··· The records

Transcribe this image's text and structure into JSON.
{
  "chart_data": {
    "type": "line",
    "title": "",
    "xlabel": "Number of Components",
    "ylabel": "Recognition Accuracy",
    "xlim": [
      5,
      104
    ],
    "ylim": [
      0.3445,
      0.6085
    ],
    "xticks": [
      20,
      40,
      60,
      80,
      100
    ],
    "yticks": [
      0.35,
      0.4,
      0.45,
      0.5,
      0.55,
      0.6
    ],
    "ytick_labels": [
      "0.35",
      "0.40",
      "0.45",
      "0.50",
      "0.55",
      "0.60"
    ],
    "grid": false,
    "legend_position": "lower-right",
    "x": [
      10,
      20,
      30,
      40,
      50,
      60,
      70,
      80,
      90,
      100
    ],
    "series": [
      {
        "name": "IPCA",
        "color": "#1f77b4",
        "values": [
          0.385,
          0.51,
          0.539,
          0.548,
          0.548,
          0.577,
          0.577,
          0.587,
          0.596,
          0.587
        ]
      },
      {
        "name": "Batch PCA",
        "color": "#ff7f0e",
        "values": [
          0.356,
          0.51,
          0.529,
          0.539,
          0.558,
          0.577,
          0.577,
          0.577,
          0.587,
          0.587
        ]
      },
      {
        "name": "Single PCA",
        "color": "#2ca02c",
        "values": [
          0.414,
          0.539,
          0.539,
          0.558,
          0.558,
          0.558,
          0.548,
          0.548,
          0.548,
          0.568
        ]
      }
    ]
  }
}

······
··· The records

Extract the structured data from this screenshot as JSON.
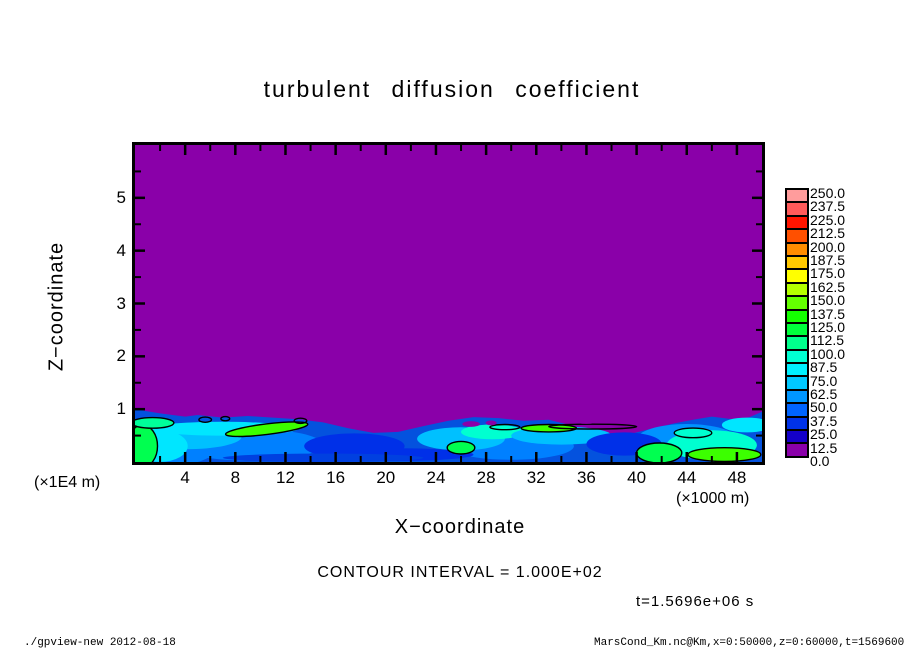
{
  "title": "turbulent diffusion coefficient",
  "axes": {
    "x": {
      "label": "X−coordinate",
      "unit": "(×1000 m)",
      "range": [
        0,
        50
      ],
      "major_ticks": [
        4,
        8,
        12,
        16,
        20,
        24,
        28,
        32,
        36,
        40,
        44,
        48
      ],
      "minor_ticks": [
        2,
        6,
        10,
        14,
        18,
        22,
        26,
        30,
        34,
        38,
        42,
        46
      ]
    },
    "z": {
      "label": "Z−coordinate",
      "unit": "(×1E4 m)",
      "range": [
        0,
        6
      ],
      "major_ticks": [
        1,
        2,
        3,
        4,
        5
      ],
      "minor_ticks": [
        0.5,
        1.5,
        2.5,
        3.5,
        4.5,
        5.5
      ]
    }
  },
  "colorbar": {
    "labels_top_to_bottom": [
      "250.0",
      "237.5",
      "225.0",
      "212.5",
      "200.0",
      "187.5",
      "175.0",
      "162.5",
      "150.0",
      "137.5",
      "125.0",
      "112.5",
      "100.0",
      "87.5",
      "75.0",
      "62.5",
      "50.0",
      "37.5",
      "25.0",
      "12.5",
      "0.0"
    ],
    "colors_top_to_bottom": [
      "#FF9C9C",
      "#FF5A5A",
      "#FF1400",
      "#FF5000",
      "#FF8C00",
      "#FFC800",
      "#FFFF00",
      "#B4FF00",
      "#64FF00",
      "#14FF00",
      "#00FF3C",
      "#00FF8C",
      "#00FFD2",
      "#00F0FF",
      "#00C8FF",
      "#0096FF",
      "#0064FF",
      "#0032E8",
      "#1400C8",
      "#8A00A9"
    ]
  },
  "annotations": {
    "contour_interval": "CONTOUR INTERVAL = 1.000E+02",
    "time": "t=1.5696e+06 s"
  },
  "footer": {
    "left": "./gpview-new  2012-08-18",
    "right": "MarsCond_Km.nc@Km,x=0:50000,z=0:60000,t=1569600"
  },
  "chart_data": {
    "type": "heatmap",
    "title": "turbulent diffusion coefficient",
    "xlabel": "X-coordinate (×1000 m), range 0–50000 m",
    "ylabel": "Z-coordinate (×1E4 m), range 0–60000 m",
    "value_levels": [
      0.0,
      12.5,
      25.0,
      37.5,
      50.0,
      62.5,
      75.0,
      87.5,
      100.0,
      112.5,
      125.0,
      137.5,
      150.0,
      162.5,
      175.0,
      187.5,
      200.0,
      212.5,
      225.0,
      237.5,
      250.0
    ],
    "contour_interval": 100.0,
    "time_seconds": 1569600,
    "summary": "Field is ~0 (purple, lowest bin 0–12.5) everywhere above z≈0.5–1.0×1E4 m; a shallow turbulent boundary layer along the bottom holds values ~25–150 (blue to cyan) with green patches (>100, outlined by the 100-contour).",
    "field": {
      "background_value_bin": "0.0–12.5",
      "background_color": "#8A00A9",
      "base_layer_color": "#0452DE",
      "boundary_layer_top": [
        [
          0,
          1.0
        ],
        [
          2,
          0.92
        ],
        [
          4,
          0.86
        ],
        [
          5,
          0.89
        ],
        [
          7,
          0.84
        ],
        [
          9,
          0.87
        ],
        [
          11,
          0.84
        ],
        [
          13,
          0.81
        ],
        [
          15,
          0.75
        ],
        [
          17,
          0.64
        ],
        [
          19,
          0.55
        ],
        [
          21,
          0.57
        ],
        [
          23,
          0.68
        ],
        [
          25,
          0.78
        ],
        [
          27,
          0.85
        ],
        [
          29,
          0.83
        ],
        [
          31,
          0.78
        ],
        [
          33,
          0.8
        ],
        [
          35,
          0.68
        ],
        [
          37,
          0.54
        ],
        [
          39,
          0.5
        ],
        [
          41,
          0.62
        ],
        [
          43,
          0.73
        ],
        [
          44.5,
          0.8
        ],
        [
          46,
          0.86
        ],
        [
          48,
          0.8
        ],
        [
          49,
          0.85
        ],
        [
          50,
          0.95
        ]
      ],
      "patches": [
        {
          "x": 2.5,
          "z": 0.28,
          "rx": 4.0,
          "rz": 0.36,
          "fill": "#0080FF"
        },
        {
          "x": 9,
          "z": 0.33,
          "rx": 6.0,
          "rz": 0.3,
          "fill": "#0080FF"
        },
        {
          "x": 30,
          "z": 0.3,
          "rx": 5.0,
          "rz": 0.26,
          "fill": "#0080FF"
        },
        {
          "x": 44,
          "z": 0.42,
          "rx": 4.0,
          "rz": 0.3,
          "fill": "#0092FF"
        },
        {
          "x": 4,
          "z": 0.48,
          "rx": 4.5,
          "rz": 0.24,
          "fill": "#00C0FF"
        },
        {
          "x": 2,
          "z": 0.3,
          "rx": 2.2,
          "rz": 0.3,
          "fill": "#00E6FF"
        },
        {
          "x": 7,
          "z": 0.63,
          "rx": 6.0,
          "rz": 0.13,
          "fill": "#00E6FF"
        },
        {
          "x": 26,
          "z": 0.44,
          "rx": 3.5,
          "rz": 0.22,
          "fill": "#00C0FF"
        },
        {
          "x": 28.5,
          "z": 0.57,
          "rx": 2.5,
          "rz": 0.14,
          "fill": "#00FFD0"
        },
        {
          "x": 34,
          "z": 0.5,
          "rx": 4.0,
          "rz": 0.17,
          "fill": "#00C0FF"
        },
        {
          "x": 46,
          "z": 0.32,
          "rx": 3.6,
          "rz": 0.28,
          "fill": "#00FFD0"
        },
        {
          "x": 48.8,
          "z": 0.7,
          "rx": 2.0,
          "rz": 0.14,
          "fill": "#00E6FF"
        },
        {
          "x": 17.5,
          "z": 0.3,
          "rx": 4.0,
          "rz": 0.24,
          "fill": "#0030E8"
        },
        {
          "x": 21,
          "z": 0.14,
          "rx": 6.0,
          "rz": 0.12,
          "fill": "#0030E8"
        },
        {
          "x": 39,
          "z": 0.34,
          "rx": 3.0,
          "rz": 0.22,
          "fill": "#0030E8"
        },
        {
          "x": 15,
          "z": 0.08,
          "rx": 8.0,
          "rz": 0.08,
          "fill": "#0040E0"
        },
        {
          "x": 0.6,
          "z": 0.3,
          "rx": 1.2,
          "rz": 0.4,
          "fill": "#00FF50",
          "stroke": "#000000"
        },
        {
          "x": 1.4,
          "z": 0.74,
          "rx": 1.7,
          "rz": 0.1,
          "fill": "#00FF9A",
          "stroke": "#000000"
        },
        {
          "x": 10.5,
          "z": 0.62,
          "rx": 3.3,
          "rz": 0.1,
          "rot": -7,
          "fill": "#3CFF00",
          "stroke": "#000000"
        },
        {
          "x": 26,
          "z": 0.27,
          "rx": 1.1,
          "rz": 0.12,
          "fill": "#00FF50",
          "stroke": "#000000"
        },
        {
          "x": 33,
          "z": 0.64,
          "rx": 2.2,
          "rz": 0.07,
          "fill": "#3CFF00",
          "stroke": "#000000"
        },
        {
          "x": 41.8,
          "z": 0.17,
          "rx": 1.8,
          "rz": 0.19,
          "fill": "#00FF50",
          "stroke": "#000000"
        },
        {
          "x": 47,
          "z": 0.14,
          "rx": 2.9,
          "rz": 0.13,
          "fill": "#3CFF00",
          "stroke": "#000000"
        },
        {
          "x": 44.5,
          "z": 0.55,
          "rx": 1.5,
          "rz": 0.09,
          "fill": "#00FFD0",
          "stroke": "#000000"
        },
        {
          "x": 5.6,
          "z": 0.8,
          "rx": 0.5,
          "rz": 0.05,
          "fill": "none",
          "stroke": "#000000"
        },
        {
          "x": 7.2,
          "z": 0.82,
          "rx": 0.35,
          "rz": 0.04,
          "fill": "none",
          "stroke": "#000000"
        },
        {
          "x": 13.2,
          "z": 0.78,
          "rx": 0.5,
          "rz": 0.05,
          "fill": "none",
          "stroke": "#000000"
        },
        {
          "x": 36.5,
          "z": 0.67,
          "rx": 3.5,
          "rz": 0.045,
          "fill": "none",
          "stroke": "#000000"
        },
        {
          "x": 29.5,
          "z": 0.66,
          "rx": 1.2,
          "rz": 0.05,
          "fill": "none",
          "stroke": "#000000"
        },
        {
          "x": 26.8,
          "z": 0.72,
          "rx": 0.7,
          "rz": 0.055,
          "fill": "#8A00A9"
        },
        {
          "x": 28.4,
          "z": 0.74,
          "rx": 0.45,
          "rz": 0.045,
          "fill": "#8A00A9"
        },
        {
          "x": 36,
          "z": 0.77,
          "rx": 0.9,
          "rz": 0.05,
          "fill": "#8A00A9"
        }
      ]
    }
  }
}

······

Exercise prompt = Go through the material above and copy each line that has the word "name".

Output of the task =
        "name": "IPCA",
        "name": "Batch PCA",
        "name": "Single PCA",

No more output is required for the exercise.